Description of the task -
Count every line of the listing where the string "book" occurs, and reply with the count alone.

Listed records -
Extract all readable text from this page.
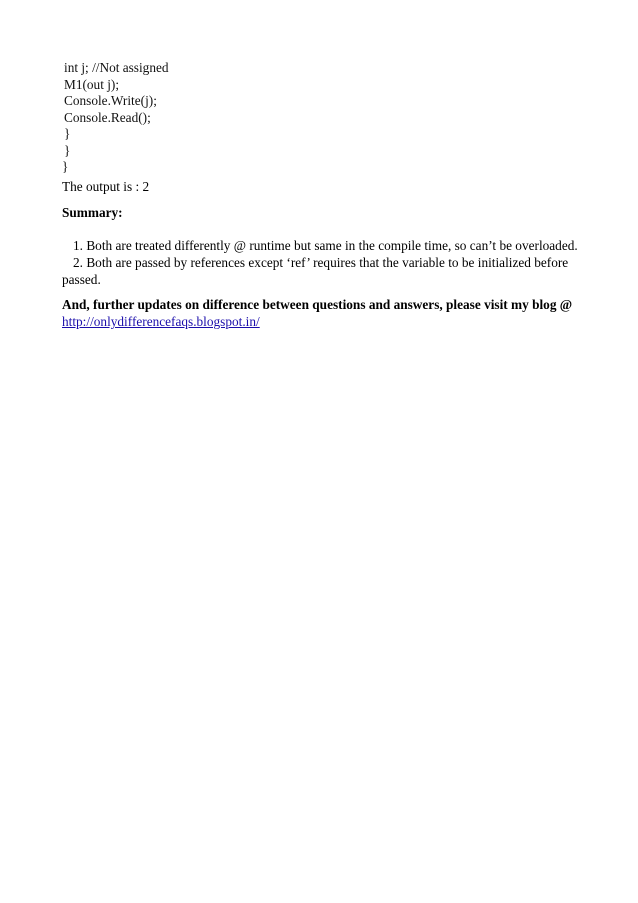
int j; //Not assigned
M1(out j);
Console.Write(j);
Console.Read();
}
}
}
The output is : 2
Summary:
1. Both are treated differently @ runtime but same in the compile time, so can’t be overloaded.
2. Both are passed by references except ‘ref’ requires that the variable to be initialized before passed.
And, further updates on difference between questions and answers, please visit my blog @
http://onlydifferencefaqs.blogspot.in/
--
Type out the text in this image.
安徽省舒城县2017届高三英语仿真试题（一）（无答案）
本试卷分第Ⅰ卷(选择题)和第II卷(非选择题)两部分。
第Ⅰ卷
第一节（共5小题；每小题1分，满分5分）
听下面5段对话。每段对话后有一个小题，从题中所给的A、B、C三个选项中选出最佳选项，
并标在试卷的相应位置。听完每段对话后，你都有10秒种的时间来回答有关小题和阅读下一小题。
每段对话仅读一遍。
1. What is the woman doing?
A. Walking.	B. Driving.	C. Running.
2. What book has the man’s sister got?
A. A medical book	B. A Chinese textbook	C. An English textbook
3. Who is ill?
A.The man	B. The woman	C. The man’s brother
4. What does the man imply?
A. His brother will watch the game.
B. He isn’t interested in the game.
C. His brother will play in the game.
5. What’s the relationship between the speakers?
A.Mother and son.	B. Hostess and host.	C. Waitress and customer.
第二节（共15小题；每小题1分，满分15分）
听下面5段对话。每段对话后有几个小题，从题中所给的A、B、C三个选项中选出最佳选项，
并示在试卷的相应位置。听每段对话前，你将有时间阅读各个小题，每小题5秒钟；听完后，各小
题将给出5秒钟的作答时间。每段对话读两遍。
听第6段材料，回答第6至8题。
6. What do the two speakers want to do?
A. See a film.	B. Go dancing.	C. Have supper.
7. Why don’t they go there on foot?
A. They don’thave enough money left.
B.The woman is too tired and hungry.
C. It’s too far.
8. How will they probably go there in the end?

Task output -
2